_Directions for this task_
Output an exact reproduction of the data.

(Stored data entries)

########################################

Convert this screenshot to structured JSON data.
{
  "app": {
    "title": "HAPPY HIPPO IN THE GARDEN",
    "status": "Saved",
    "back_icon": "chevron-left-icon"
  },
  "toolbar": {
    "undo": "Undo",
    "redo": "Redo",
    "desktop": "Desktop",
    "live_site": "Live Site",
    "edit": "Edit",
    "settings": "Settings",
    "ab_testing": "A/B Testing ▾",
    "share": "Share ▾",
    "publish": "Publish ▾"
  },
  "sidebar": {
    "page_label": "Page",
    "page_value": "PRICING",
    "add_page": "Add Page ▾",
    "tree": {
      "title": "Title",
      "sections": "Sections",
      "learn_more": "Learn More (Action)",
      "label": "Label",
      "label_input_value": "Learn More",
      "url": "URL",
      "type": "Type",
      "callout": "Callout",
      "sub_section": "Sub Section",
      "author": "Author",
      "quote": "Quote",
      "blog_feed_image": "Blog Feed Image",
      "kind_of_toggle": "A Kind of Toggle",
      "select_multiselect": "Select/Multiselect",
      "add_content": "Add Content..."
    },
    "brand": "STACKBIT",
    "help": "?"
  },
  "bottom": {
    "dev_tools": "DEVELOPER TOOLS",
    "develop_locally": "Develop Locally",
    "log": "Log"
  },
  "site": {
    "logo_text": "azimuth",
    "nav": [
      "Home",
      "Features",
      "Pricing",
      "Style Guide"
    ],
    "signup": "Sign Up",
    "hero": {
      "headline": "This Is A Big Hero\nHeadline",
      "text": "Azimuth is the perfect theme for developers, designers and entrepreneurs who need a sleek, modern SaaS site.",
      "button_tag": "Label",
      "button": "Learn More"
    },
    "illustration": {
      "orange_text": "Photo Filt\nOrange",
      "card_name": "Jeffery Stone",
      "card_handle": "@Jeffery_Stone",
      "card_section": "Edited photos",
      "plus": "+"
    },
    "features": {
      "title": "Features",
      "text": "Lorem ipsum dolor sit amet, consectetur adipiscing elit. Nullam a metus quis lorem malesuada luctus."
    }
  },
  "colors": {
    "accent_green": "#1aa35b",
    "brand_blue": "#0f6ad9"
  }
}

########################################

_Problem solution_
Convert this screenshot to structured JSON data.
{
  "app": {
    "title": "HAPPY HIPPO IN THE GARDEN",
    "status": "Saved",
    "back_icon": "chevron-left-icon"
  },
  "toolbar": {
    "undo": "Undo",
    "redo": "Redo",
    "desktop": "Desktop",
    "live_site": "Live Site",
    "edit": "Edit",
    "settings": "Settings",
    "ab_testing": "A/B Testing ▾",
    "share": "Share ▾",
    "publish": "Publish ▾"
  },
  "sidebar": {
    "page_label": "Page",
    "page_value": "PRICING",
    "add_page": "Add Page ▾",
    "tree": {
      "title": "Title",
      "sections": "Sections",
      "learn_more": "Learn More (Action)",
      "label": "Label",
      "label_input_value": "Learn More",
      "url": "URL",
      "type": "Type",
      "callout": "Callout",
      "sub_section": "Sub Section",
      "author": "Author",
      "quote": "Quote",
      "blog_feed_image": "Blog Feed Image",
      "kind_of_toggle": "A Kind of Toggle",
      "select_multiselect": "Select/Multiselect",
      "add_content": "Add Content..."
    },
    "brand": "STACKBIT",
    "help": "?"
  },
  "bottom": {
    "dev_tools": "DEVELOPER TOOLS",
    "develop_locally": "Develop Locally",
    "log": "Log"
  },
  "site": {
    "logo_text": "azimuth",
    "nav": [
      "Home",
      "Features",
      "Pricing",
      "Style Guide"
    ],
    "signup": "Sign Up",
    "hero": {
      "headline": "This Is A Big Hero\nHeadline",
      "text": "Azimuth is the perfect theme for developers, designers and entrepreneurs who need a sleek, modern SaaS site.",
      "button_tag": "Label",
      "button": "Learn More"
    },
    "illustration": {
      "orange_text": "Photo Filt\nOrange",
      "card_name": "Jeffery Stone",
      "card_handle": "@Jeffery_Stone",
      "card_section": "Edited photos",
      "plus": "+"
    },
    "features": {
      "title": "Features",
      "text": "Lorem ipsum dolor sit amet, consectetur adipiscing elit. Nullam a metus quis lorem malesuada luctus."
    }
  },
  "colors": {
    "accent_green": "#1aa35b",
    "brand_blue": "#0f6ad9"
  }
}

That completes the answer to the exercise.